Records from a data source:
——

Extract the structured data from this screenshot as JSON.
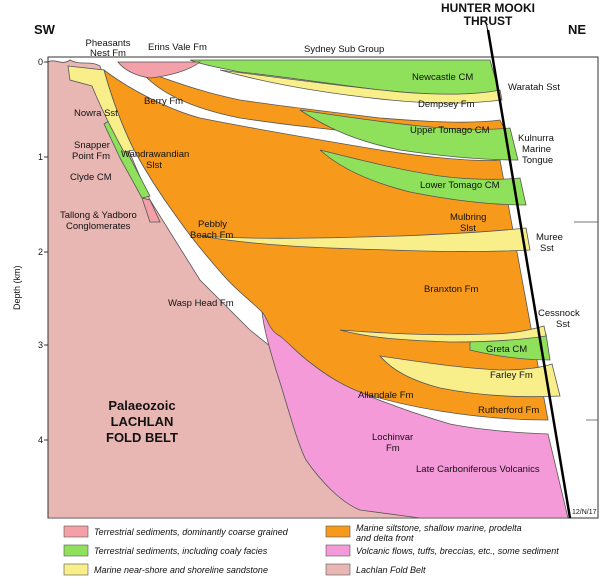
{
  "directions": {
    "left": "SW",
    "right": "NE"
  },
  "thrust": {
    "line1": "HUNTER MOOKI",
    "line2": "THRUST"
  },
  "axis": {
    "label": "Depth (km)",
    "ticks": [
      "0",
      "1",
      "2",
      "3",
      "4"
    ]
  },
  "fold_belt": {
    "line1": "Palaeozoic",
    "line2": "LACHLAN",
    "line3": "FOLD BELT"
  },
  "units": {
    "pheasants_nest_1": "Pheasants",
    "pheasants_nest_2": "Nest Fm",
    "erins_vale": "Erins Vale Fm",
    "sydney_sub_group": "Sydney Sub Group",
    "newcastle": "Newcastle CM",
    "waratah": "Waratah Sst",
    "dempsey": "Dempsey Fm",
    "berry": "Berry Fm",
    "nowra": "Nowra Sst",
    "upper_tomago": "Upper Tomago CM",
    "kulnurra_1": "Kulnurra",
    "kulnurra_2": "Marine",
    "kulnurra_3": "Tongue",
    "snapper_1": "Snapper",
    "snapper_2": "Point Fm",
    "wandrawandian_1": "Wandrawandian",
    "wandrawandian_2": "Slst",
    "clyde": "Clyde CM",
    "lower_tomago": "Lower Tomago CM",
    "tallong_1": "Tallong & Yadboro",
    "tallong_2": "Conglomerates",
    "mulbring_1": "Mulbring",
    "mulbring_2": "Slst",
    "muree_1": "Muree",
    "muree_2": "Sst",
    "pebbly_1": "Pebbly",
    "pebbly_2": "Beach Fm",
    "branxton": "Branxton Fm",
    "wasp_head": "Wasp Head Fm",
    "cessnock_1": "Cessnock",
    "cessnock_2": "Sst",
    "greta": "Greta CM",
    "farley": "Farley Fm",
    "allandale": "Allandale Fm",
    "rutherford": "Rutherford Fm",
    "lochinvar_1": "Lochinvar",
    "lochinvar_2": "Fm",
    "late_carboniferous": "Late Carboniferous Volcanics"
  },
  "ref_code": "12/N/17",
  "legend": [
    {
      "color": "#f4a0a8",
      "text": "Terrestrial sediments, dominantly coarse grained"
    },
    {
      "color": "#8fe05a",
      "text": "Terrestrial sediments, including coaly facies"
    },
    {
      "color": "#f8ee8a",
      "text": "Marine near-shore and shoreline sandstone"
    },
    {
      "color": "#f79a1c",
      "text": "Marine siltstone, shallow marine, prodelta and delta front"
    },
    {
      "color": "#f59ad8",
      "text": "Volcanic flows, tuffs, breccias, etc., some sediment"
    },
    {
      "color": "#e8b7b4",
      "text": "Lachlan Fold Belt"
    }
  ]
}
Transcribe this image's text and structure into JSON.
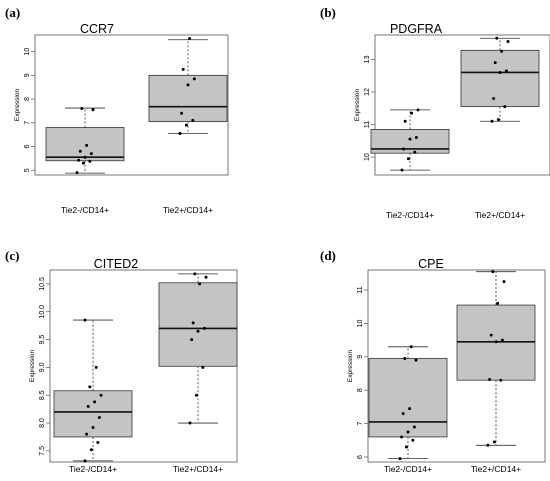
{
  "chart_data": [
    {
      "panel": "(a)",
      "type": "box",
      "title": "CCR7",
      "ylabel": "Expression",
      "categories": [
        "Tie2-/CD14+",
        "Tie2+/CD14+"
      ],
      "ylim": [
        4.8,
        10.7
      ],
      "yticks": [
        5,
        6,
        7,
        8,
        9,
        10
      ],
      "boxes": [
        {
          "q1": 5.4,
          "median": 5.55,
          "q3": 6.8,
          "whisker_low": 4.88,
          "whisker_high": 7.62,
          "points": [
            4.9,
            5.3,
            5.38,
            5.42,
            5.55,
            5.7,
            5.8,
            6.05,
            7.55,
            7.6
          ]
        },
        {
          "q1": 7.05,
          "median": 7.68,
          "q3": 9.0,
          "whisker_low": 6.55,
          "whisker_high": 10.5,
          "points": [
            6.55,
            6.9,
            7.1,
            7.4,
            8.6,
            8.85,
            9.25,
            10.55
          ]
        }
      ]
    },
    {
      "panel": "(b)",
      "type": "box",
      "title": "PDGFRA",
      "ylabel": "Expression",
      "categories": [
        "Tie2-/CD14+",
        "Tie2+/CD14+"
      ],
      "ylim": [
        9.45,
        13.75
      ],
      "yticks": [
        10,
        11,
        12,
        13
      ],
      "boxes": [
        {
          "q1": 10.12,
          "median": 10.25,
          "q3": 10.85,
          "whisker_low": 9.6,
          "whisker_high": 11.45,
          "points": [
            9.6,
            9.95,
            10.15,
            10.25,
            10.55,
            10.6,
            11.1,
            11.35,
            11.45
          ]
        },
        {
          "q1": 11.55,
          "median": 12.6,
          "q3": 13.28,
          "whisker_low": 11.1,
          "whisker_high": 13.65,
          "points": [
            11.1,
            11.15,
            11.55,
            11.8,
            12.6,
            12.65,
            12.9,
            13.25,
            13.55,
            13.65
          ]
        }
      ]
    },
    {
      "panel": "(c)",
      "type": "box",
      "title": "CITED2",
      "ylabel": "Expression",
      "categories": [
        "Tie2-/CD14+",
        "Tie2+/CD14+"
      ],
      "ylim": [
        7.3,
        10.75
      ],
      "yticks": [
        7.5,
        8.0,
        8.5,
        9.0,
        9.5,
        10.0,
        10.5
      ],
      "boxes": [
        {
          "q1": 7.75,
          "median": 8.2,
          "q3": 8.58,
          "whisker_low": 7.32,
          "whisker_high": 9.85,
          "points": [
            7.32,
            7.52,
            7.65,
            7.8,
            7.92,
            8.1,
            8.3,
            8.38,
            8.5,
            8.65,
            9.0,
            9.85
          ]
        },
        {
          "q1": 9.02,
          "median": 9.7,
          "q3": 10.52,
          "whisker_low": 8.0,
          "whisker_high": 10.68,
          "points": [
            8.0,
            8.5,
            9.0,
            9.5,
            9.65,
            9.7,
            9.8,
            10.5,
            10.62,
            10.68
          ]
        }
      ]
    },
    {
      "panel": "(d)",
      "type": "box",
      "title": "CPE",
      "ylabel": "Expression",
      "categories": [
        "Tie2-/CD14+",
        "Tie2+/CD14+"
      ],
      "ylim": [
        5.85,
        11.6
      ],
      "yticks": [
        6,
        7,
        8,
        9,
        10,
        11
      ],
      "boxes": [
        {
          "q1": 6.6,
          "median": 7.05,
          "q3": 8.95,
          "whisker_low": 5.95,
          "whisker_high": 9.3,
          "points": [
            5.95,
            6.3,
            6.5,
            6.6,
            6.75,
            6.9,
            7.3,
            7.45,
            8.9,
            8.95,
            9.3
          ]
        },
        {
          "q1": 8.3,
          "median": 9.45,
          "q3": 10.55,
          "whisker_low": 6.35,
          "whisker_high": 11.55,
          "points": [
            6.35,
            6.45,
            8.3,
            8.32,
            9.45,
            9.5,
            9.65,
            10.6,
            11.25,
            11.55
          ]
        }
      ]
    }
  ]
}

——

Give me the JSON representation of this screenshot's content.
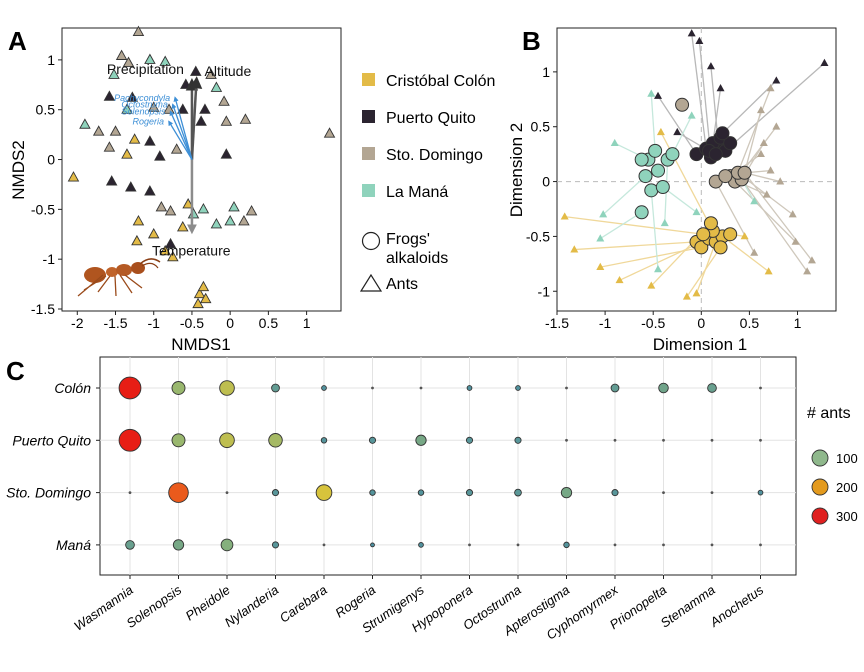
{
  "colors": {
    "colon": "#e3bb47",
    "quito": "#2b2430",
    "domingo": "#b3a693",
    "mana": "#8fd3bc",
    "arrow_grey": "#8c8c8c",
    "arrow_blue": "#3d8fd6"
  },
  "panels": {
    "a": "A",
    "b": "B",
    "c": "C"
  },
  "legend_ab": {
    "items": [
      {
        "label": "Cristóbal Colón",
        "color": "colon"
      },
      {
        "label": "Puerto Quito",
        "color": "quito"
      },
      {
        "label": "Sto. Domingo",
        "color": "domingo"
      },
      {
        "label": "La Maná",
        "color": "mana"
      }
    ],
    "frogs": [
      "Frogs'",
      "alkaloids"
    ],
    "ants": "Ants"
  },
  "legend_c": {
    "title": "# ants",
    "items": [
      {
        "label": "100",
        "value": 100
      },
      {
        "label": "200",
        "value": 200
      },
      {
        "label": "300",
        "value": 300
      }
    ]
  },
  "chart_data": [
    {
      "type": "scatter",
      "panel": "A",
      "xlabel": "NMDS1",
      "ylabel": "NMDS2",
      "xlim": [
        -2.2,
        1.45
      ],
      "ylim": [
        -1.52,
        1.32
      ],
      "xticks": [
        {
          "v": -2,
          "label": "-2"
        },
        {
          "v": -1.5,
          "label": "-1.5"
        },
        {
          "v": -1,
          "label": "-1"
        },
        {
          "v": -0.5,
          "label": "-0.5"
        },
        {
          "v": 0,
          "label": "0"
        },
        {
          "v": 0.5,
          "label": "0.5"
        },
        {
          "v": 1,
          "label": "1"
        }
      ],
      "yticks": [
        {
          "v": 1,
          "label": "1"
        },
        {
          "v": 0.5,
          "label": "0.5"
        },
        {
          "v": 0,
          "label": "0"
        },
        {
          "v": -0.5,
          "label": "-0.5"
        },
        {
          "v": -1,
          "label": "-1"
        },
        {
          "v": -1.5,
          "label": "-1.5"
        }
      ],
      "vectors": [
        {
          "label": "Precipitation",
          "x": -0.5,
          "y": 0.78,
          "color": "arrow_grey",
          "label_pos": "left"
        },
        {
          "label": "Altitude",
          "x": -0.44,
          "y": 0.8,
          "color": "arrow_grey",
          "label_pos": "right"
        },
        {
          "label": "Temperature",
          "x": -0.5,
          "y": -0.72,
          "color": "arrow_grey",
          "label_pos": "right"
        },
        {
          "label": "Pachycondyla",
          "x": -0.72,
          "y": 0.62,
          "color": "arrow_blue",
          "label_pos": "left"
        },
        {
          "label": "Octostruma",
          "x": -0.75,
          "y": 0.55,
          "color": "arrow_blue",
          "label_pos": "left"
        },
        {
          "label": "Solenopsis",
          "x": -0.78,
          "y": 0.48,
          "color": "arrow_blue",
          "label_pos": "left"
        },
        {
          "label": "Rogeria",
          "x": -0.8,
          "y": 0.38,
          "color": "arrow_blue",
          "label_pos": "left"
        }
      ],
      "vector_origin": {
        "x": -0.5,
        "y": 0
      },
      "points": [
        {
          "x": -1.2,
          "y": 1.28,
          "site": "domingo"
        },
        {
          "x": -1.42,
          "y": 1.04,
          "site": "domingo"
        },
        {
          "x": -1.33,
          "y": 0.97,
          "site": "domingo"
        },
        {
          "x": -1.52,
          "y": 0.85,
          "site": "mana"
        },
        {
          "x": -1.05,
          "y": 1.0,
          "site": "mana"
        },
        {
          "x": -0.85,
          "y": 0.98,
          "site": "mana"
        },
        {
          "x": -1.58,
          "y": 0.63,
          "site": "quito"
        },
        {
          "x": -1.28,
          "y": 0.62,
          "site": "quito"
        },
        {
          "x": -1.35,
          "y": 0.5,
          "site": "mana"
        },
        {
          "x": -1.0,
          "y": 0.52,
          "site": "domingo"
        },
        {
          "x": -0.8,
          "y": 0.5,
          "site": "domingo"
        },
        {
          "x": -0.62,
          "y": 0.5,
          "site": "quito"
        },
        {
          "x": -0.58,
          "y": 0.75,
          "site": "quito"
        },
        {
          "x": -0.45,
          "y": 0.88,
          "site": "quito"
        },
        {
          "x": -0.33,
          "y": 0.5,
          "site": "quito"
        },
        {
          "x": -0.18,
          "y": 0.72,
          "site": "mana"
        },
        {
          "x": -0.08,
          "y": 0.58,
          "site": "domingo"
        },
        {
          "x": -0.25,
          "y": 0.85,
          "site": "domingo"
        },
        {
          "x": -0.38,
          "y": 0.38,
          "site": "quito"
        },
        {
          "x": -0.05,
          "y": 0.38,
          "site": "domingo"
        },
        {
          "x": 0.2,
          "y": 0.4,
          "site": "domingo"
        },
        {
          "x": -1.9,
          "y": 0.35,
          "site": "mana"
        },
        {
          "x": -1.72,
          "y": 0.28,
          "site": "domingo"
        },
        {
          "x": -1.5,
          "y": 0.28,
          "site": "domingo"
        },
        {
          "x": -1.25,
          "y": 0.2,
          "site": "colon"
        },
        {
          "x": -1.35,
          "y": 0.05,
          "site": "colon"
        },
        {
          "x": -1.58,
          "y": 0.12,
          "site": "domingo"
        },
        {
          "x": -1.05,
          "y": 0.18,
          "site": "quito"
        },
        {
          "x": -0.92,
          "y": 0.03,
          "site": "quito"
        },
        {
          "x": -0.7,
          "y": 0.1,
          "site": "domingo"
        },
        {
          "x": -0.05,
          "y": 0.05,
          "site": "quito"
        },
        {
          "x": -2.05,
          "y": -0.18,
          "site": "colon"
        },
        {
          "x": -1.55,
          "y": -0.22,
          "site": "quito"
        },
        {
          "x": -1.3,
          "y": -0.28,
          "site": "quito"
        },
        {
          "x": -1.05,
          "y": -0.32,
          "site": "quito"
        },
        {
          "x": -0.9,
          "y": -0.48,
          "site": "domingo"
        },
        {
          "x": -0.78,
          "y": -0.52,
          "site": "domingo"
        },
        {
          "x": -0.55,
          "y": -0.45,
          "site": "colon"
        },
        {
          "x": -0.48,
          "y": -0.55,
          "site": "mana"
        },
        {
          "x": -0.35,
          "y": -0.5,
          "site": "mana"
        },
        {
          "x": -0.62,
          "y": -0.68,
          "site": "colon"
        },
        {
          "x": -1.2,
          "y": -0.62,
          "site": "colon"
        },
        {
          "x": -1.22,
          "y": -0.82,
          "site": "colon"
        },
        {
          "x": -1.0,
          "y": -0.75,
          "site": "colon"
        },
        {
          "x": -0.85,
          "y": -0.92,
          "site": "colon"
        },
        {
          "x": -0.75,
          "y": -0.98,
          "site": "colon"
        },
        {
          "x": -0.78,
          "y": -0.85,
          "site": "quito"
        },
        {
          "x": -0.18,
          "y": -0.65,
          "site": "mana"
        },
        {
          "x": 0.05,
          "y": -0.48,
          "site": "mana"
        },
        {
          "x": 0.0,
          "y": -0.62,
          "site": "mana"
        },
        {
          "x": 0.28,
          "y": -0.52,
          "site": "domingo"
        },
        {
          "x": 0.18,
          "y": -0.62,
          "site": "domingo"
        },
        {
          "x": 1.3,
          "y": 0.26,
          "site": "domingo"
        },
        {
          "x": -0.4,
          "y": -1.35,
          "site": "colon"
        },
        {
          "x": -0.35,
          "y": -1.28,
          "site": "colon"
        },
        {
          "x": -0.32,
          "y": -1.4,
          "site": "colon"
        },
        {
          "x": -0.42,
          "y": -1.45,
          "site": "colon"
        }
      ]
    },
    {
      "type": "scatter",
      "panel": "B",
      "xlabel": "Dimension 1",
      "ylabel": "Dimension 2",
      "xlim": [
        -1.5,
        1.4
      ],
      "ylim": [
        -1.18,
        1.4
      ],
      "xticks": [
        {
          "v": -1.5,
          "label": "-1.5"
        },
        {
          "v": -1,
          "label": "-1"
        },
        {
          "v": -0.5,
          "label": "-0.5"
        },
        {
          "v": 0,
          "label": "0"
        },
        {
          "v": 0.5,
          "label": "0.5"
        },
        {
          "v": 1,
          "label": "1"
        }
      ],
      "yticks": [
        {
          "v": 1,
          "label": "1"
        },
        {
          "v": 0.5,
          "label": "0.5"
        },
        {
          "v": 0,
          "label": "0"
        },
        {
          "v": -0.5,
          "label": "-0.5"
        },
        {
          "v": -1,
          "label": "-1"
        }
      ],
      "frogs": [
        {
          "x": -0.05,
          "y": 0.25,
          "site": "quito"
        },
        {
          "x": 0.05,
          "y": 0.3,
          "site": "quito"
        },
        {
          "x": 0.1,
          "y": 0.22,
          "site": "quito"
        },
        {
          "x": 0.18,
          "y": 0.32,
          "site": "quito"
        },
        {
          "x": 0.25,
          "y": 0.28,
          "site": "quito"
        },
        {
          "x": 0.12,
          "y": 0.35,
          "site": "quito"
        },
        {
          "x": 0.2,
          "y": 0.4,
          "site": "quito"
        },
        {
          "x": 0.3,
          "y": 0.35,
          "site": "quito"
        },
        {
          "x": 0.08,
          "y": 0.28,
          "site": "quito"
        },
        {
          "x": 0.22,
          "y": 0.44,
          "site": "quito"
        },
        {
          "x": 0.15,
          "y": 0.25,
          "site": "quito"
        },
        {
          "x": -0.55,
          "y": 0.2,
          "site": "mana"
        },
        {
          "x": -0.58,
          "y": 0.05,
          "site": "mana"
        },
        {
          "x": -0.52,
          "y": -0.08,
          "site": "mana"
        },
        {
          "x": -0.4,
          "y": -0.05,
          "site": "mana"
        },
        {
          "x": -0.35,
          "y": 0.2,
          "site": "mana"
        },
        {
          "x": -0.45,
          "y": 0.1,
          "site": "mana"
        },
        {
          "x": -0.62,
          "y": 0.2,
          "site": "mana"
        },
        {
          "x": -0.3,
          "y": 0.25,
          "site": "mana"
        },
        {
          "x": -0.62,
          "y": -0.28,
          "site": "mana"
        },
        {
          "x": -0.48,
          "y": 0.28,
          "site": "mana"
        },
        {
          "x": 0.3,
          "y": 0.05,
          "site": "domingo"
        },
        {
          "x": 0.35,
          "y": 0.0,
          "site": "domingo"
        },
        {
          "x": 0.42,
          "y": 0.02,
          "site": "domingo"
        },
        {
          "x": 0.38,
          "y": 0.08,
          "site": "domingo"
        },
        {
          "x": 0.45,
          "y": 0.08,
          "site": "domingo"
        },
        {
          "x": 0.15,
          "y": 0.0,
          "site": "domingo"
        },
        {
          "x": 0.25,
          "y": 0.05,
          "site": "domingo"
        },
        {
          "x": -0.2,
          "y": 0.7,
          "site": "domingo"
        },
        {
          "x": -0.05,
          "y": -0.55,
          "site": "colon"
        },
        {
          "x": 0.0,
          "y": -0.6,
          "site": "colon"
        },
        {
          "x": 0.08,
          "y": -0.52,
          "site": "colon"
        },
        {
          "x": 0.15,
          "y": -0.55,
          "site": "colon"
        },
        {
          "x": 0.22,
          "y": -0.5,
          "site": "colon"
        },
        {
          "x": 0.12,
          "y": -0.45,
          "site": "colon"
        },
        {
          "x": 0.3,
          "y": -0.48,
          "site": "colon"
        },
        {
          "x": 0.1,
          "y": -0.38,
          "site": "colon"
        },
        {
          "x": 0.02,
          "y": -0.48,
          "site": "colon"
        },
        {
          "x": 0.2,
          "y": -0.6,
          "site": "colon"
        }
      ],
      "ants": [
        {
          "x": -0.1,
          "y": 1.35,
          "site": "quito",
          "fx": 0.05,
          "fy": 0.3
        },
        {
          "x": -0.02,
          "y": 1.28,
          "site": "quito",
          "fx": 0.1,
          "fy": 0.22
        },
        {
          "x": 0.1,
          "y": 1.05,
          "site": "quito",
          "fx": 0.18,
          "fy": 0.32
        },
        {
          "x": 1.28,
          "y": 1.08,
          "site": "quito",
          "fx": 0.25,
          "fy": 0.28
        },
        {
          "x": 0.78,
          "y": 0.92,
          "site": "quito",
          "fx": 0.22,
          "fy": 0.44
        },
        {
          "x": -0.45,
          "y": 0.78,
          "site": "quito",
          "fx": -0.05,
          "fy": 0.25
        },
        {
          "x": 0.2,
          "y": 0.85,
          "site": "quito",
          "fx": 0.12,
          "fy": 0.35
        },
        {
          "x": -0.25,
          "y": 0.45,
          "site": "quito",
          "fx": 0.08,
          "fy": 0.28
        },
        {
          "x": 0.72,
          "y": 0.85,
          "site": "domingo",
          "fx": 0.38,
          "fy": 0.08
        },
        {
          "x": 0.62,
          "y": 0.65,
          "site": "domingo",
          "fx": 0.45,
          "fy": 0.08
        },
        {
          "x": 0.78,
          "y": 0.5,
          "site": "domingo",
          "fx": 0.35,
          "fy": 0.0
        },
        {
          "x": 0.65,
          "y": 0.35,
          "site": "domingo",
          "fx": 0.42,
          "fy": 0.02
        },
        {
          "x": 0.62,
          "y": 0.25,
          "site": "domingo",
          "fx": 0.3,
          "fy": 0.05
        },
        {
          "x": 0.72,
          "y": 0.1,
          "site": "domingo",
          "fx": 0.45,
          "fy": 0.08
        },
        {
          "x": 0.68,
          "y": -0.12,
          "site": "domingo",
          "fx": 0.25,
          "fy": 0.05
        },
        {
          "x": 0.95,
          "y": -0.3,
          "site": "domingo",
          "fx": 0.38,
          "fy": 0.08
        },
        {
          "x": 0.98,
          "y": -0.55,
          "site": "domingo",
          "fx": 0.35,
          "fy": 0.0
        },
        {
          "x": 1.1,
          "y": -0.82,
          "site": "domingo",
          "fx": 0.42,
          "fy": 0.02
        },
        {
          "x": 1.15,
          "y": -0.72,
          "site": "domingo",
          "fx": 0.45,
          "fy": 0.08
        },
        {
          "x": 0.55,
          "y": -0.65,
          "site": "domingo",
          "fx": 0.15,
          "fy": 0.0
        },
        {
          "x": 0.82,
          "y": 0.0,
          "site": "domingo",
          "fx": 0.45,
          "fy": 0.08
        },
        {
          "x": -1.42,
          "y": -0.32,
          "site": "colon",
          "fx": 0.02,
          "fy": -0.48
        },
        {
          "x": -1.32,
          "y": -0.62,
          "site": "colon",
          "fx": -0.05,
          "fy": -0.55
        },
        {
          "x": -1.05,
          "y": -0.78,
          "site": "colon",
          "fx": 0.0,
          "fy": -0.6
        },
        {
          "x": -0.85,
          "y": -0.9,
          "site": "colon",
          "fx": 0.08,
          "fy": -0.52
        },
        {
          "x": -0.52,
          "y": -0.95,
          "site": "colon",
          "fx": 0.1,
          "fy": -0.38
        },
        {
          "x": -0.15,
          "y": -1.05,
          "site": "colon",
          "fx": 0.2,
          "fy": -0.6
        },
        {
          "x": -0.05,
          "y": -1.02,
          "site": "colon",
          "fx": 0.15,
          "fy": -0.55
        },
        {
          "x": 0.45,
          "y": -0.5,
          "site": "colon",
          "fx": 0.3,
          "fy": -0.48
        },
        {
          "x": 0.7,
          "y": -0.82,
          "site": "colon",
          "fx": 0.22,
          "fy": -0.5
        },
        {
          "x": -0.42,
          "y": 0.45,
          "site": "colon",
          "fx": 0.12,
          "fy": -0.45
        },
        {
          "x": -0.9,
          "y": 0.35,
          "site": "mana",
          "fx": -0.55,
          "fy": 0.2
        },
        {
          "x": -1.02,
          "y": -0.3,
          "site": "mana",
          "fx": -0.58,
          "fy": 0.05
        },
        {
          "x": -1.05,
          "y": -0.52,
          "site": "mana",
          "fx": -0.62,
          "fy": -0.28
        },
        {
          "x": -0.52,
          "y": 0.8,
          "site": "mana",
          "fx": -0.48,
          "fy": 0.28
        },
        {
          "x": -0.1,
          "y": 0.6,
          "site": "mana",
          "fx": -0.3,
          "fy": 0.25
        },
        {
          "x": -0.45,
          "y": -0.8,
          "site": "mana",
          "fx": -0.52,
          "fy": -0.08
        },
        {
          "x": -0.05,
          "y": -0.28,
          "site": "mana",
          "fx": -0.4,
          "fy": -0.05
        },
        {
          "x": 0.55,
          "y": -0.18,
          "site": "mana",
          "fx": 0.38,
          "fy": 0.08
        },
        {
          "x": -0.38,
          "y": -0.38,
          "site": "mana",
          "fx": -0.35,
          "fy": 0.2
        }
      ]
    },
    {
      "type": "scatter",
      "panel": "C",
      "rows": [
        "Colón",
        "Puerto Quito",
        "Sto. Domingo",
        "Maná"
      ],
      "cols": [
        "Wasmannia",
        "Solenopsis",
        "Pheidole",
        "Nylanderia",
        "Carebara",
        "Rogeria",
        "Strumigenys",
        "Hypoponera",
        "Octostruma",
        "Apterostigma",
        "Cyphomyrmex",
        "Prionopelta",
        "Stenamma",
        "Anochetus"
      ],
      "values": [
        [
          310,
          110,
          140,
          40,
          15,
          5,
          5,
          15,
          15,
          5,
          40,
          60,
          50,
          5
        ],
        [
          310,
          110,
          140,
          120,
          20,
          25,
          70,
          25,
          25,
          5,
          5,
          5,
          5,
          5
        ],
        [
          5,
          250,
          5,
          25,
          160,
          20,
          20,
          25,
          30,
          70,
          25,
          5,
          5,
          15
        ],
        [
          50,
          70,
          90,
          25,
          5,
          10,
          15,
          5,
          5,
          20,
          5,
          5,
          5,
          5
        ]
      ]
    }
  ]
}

——

_PROBLEM_: Copy each line above that contains the string "title".

_SOLUTION TO THIS PROBLEM_:
      "title": "CCR7",
      "title": "PDGFRA",
      "title": "CITED2",
      "title": "CPE",
    "title": "# ants",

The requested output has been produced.